For the data below, work out how many lines include the string "text" and report only the number.

= Material for this task =
--- Start ---

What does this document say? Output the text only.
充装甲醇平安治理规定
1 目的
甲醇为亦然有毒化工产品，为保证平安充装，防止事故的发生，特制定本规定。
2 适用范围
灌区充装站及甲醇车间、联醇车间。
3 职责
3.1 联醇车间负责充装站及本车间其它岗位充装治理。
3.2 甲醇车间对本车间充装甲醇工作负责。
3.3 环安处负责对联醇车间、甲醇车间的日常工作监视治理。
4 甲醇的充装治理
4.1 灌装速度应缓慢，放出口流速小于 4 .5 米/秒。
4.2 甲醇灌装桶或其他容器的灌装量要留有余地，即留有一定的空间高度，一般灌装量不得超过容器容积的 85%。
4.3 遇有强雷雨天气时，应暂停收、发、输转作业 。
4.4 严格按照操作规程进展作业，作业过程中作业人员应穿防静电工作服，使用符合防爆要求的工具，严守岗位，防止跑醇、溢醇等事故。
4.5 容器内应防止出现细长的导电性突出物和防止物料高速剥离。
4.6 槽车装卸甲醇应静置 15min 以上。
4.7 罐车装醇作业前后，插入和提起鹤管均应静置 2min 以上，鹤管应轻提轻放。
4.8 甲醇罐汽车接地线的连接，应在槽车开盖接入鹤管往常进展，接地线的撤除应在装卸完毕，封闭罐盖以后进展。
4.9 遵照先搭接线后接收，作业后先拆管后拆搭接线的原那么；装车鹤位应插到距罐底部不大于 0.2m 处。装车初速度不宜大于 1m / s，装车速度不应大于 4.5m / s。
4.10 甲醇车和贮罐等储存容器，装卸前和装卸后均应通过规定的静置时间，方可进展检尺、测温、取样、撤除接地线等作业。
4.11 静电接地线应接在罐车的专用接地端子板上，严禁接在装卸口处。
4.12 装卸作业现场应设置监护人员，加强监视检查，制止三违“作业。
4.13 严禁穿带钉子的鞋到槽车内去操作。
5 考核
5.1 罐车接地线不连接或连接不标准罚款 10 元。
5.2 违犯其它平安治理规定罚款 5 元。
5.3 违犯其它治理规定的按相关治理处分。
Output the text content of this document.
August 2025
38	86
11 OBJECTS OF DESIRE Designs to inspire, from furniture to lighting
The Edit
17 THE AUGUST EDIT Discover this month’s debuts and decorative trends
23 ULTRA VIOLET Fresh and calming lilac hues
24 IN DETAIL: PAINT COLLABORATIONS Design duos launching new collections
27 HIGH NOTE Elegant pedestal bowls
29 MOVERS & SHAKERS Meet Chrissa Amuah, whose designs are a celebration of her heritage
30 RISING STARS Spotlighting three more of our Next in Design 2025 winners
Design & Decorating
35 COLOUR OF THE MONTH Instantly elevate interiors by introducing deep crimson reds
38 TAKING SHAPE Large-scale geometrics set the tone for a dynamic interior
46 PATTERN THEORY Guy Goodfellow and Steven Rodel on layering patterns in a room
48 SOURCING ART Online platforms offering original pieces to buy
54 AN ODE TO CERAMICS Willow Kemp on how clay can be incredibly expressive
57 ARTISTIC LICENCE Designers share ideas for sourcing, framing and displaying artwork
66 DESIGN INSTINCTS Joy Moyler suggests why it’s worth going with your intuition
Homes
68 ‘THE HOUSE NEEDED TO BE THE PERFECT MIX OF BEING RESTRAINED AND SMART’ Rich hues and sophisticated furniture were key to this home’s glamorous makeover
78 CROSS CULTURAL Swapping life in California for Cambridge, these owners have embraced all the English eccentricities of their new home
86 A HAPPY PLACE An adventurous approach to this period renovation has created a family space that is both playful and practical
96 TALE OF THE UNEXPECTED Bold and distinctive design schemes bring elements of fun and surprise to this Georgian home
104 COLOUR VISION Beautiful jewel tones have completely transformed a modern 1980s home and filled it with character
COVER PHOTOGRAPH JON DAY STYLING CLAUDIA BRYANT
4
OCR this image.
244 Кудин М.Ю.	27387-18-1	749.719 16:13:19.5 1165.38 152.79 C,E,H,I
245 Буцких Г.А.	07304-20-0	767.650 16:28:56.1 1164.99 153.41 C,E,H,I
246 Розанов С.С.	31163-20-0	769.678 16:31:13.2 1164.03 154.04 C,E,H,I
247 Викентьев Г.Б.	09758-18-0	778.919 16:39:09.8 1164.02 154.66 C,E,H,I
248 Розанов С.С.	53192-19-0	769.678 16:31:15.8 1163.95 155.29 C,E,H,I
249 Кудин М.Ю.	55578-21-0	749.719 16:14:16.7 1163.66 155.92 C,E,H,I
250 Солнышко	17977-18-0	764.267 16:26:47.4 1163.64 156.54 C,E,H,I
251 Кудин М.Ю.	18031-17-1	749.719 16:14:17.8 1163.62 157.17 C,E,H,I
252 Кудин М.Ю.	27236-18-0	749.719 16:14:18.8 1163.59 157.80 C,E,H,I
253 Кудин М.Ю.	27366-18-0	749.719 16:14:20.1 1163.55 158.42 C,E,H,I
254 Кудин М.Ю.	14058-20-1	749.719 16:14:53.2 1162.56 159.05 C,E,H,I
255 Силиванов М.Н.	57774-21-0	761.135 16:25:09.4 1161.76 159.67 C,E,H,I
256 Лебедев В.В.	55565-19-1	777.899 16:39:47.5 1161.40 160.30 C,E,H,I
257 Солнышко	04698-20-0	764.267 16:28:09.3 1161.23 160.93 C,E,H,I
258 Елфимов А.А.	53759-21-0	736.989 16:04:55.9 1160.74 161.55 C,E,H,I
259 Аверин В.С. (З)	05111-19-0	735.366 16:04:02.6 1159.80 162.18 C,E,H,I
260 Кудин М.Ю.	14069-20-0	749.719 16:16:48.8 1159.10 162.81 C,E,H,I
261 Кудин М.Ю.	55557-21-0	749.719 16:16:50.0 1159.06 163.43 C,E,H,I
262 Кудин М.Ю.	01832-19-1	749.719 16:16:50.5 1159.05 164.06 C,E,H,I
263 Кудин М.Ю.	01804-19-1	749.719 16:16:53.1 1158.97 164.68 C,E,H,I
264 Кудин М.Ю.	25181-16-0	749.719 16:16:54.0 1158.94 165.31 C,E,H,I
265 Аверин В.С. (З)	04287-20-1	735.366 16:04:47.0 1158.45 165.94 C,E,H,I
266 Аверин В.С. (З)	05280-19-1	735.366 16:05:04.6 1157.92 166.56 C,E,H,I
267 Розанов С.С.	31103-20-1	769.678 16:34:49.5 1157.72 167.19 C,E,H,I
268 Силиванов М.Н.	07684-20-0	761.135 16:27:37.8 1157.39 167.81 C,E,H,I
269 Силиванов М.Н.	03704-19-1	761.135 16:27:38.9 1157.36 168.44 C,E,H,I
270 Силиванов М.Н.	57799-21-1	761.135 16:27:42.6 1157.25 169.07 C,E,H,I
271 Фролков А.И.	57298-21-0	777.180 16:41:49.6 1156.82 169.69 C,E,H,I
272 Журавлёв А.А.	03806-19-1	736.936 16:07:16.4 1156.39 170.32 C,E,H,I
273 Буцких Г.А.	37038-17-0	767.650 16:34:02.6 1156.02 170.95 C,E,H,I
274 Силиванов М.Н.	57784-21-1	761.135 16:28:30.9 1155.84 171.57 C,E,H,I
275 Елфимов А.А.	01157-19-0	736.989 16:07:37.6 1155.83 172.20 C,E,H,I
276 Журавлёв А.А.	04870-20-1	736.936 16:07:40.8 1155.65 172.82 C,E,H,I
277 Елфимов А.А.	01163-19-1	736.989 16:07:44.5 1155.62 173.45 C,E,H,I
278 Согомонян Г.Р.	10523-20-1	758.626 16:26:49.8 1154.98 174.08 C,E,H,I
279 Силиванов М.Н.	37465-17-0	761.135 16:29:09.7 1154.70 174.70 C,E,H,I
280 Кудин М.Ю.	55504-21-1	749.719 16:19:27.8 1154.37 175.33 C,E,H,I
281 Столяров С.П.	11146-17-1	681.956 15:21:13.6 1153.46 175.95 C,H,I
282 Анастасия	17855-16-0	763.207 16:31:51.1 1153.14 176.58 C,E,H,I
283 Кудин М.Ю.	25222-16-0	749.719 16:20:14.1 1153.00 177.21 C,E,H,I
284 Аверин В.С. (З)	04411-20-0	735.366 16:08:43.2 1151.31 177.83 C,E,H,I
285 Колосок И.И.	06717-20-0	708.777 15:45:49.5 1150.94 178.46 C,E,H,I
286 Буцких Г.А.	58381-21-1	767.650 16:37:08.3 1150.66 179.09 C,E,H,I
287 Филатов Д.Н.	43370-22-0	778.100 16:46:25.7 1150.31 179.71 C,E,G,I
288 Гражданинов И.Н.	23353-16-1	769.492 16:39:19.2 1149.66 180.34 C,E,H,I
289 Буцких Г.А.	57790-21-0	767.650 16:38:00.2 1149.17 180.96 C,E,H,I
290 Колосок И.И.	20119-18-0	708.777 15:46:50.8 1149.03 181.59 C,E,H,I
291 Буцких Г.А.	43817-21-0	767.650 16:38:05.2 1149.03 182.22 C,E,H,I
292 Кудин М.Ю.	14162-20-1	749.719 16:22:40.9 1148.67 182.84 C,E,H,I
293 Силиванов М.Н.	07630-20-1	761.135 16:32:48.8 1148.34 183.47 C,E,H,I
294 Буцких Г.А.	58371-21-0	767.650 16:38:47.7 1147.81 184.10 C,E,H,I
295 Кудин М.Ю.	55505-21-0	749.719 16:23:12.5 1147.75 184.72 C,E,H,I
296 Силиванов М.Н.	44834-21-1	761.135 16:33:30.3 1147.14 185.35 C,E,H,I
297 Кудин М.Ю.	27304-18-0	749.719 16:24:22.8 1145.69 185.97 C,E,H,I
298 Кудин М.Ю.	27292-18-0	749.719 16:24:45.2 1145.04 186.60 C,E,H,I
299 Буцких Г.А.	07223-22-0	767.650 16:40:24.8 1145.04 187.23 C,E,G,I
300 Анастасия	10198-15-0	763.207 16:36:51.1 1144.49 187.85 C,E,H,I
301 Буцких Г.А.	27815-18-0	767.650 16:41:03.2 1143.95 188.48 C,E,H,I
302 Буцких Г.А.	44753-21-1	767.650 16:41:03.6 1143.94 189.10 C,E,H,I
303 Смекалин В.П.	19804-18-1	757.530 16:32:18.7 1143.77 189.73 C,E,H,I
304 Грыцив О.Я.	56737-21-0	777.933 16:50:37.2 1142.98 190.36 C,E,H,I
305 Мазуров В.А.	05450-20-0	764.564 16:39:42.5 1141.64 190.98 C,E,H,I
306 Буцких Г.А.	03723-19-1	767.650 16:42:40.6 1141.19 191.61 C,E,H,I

--- End ---

= Result for this task =
2